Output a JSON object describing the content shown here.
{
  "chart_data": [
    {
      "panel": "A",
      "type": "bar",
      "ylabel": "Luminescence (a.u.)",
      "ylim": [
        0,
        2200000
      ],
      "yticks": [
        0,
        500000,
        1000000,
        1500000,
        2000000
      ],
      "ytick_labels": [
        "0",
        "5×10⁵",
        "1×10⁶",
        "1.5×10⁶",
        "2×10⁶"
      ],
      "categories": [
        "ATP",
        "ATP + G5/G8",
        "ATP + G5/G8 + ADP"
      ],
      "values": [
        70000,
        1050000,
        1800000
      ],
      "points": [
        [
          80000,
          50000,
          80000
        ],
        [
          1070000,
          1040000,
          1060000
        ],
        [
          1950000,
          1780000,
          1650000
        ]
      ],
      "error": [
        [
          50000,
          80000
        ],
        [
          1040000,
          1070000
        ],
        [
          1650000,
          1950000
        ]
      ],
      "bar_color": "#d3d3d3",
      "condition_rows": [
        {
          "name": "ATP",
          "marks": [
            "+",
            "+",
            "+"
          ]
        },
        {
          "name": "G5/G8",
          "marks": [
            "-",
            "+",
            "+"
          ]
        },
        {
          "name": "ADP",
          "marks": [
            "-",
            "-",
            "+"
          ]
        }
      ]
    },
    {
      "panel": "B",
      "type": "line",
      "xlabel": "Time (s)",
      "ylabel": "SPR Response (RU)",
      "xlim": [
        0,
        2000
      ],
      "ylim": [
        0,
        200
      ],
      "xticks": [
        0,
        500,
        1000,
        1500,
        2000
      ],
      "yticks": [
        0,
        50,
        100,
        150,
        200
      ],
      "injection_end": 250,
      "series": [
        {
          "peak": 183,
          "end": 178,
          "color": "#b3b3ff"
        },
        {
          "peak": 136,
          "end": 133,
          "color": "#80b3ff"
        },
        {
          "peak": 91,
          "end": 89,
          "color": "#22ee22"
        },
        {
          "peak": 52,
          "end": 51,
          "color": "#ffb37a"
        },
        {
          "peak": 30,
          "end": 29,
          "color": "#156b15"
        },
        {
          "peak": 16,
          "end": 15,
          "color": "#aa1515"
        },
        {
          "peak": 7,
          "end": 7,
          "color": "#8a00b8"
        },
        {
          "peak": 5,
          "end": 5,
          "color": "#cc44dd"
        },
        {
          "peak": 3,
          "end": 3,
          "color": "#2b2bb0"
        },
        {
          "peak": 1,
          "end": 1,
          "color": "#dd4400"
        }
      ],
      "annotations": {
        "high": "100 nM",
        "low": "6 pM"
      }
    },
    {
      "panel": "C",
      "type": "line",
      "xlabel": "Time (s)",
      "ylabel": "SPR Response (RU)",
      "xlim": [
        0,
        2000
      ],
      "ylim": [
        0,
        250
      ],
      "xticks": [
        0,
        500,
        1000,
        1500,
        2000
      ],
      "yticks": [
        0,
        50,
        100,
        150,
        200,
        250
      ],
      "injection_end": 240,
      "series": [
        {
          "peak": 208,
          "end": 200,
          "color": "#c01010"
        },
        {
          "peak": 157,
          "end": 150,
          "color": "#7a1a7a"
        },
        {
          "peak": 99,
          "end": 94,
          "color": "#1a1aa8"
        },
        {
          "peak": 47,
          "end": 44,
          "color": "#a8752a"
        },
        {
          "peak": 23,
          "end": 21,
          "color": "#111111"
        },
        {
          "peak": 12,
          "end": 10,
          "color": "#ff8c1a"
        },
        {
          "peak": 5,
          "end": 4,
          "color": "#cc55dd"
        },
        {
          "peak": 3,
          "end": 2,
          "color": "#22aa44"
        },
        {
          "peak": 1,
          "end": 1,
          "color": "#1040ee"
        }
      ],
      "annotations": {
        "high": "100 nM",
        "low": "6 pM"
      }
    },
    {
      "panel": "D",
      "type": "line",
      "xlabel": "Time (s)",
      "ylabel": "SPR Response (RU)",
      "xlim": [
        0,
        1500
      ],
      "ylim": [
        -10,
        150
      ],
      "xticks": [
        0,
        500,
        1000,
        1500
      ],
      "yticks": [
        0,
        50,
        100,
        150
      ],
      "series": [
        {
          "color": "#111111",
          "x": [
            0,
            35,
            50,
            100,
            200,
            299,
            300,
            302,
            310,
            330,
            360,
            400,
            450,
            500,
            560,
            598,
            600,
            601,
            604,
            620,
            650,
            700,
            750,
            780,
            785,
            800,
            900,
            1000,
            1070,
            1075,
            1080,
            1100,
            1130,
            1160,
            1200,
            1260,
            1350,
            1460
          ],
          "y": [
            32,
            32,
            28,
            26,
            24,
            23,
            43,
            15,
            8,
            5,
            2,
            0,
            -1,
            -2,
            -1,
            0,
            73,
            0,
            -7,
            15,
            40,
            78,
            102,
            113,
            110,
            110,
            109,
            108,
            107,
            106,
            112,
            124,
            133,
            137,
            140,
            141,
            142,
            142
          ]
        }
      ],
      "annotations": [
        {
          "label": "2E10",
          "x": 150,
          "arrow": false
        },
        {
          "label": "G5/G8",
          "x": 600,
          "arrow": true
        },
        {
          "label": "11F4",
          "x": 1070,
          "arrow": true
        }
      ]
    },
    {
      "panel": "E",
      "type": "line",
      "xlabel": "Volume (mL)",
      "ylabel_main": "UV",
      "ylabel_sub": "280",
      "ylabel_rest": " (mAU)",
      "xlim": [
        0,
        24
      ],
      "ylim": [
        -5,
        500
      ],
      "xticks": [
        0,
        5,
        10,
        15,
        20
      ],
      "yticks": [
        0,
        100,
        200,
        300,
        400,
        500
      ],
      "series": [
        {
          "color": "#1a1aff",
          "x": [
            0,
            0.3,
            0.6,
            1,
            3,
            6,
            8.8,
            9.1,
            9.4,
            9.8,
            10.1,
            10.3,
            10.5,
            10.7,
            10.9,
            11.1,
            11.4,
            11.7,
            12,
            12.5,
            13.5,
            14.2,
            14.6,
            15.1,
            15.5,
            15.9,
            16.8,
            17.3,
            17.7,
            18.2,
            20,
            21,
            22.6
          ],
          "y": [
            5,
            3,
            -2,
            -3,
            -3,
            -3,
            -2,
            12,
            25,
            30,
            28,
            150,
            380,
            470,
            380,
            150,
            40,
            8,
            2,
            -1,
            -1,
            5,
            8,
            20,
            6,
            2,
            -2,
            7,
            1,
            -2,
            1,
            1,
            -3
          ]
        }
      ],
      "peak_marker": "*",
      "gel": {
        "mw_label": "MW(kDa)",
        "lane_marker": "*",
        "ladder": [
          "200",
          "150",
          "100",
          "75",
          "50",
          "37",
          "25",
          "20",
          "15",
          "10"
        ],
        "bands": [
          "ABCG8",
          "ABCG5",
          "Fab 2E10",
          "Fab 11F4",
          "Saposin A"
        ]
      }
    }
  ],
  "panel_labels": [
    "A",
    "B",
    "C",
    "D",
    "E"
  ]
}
_ _ _
AIM: Copy every record exactly, with nothing added or dropped.

TASK OUTPUT:
Output a JSON object describing the content shown here.
{
  "chart_data": [
    {
      "panel": "A",
      "type": "bar",
      "ylabel": "Luminescence (a.u.)",
      "ylim": [
        0,
        2200000
      ],
      "yticks": [
        0,
        500000,
        1000000,
        1500000,
        2000000
      ],
      "ytick_labels": [
        "0",
        "5×10⁵",
        "1×10⁶",
        "1.5×10⁶",
        "2×10⁶"
      ],
      "categories": [
        "ATP",
        "ATP + G5/G8",
        "ATP + G5/G8 + ADP"
      ],
      "values": [
        70000,
        1050000,
        1800000
      ],
      "points": [
        [
          80000,
          50000,
          80000
        ],
        [
          1070000,
          1040000,
          1060000
        ],
        [
          1950000,
          1780000,
          1650000
        ]
      ],
      "error": [
        [
          50000,
          80000
        ],
        [
          1040000,
          1070000
        ],
        [
          1650000,
          1950000
        ]
      ],
      "bar_color": "#d3d3d3",
      "condition_rows": [
        {
          "name": "ATP",
          "marks": [
            "+",
            "+",
            "+"
          ]
        },
        {
          "name": "G5/G8",
          "marks": [
            "-",
            "+",
            "+"
          ]
        },
        {
          "name": "ADP",
          "marks": [
            "-",
            "-",
            "+"
          ]
        }
      ]
    },
    {
      "panel": "B",
      "type": "line",
      "xlabel": "Time (s)",
      "ylabel": "SPR Response (RU)",
      "xlim": [
        0,
        2000
      ],
      "ylim": [
        0,
        200
      ],
      "xticks": [
        0,
        500,
        1000,
        1500,
        2000
      ],
      "yticks": [
        0,
        50,
        100,
        150,
        200
      ],
      "injection_end": 250,
      "series": [
        {
          "peak": 183,
          "end": 178,
          "color": "#b3b3ff"
        },
        {
          "peak": 136,
          "end": 133,
          "color": "#80b3ff"
        },
        {
          "peak": 91,
          "end": 89,
          "color": "#22ee22"
        },
        {
          "peak": 52,
          "end": 51,
          "color": "#ffb37a"
        },
        {
          "peak": 30,
          "end": 29,
          "color": "#156b15"
        },
        {
          "peak": 16,
          "end": 15,
          "color": "#aa1515"
        },
        {
          "peak": 7,
          "end": 7,
          "color": "#8a00b8"
        },
        {
          "peak": 5,
          "end": 5,
          "color": "#cc44dd"
        },
        {
          "peak": 3,
          "end": 3,
          "color": "#2b2bb0"
        },
        {
          "peak": 1,
          "end": 1,
          "color": "#dd4400"
        }
      ],
      "annotations": {
        "high": "100 nM",
        "low": "6 pM"
      }
    },
    {
      "panel": "C",
      "type": "line",
      "xlabel": "Time (s)",
      "ylabel": "SPR Response (RU)",
      "xlim": [
        0,
        2000
      ],
      "ylim": [
        0,
        250
      ],
      "xticks": [
        0,
        500,
        1000,
        1500,
        2000
      ],
      "yticks": [
        0,
        50,
        100,
        150,
        200,
        250
      ],
      "injection_end": 240,
      "series": [
        {
          "peak": 208,
          "end": 200,
          "color": "#c01010"
        },
        {
          "peak": 157,
          "end": 150,
          "color": "#7a1a7a"
        },
        {
          "peak": 99,
          "end": 94,
          "color": "#1a1aa8"
        },
        {
          "peak": 47,
          "end": 44,
          "color": "#a8752a"
        },
        {
          "peak": 23,
          "end": 21,
          "color": "#111111"
        },
        {
          "peak": 12,
          "end": 10,
          "color": "#ff8c1a"
        },
        {
          "peak": 5,
          "end": 4,
          "color": "#cc55dd"
        },
        {
          "peak": 3,
          "end": 2,
          "color": "#22aa44"
        },
        {
          "peak": 1,
          "end": 1,
          "color": "#1040ee"
        }
      ],
      "annotations": {
        "high": "100 nM",
        "low": "6 pM"
      }
    },
    {
      "panel": "D",
      "type": "line",
      "xlabel": "Time (s)",
      "ylabel": "SPR Response (RU)",
      "xlim": [
        0,
        1500
      ],
      "ylim": [
        -10,
        150
      ],
      "xticks": [
        0,
        500,
        1000,
        1500
      ],
      "yticks": [
        0,
        50,
        100,
        150
      ],
      "series": [
        {
          "color": "#111111",
          "x": [
            0,
            35,
            50,
            100,
            200,
            299,
            300,
            302,
            310,
            330,
            360,
            400,
            450,
            500,
            560,
            598,
            600,
            601,
            604,
            620,
            650,
            700,
            750,
            780,
            785,
            800,
            900,
            1000,
            1070,
            1075,
            1080,
            1100,
            1130,
            1160,
            1200,
            1260,
            1350,
            1460
          ],
          "y": [
            32,
            32,
            28,
            26,
            24,
            23,
            43,
            15,
            8,
            5,
            2,
            0,
            -1,
            -2,
            -1,
            0,
            73,
            0,
            -7,
            15,
            40,
            78,
            102,
            113,
            110,
            110,
            109,
            108,
            107,
            106,
            112,
            124,
            133,
            137,
            140,
            141,
            142,
            142
          ]
        }
      ],
      "annotations": [
        {
          "label": "2E10",
          "x": 150,
          "arrow": false
        },
        {
          "label": "G5/G8",
          "x": 600,
          "arrow": true
        },
        {
          "label": "11F4",
          "x": 1070,
          "arrow": true
        }
      ]
    },
    {
      "panel": "E",
      "type": "line",
      "xlabel": "Volume (mL)",
      "ylabel_main": "UV",
      "ylabel_sub": "280",
      "ylabel_rest": " (mAU)",
      "xlim": [
        0,
        24
      ],
      "ylim": [
        -5,
        500
      ],
      "xticks": [
        0,
        5,
        10,
        15,
        20
      ],
      "yticks": [
        0,
        100,
        200,
        300,
        400,
        500
      ],
      "series": [
        {
          "color": "#1a1aff",
          "x": [
            0,
            0.3,
            0.6,
            1,
            3,
            6,
            8.8,
            9.1,
            9.4,
            9.8,
            10.1,
            10.3,
            10.5,
            10.7,
            10.9,
            11.1,
            11.4,
            11.7,
            12,
            12.5,
            13.5,
            14.2,
            14.6,
            15.1,
            15.5,
            15.9,
            16.8,
            17.3,
            17.7,
            18.2,
            20,
            21,
            22.6
          ],
          "y": [
            5,
            3,
            -2,
            -3,
            -3,
            -3,
            -2,
            12,
            25,
            30,
            28,
            150,
            380,
            470,
            380,
            150,
            40,
            8,
            2,
            -1,
            -1,
            5,
            8,
            20,
            6,
            2,
            -2,
            7,
            1,
            -2,
            1,
            1,
            -3
          ]
        }
      ],
      "peak_marker": "*",
      "gel": {
        "mw_label": "MW(kDa)",
        "lane_marker": "*",
        "ladder": [
          "200",
          "150",
          "100",
          "75",
          "50",
          "37",
          "25",
          "20",
          "15",
          "10"
        ],
        "bands": [
          "ABCG8",
          "ABCG5",
          "Fab 2E10",
          "Fab 11F4",
          "Saposin A"
        ]
      }
    }
  ],
  "panel_labels": [
    "A",
    "B",
    "C",
    "D",
    "E"
  ]
}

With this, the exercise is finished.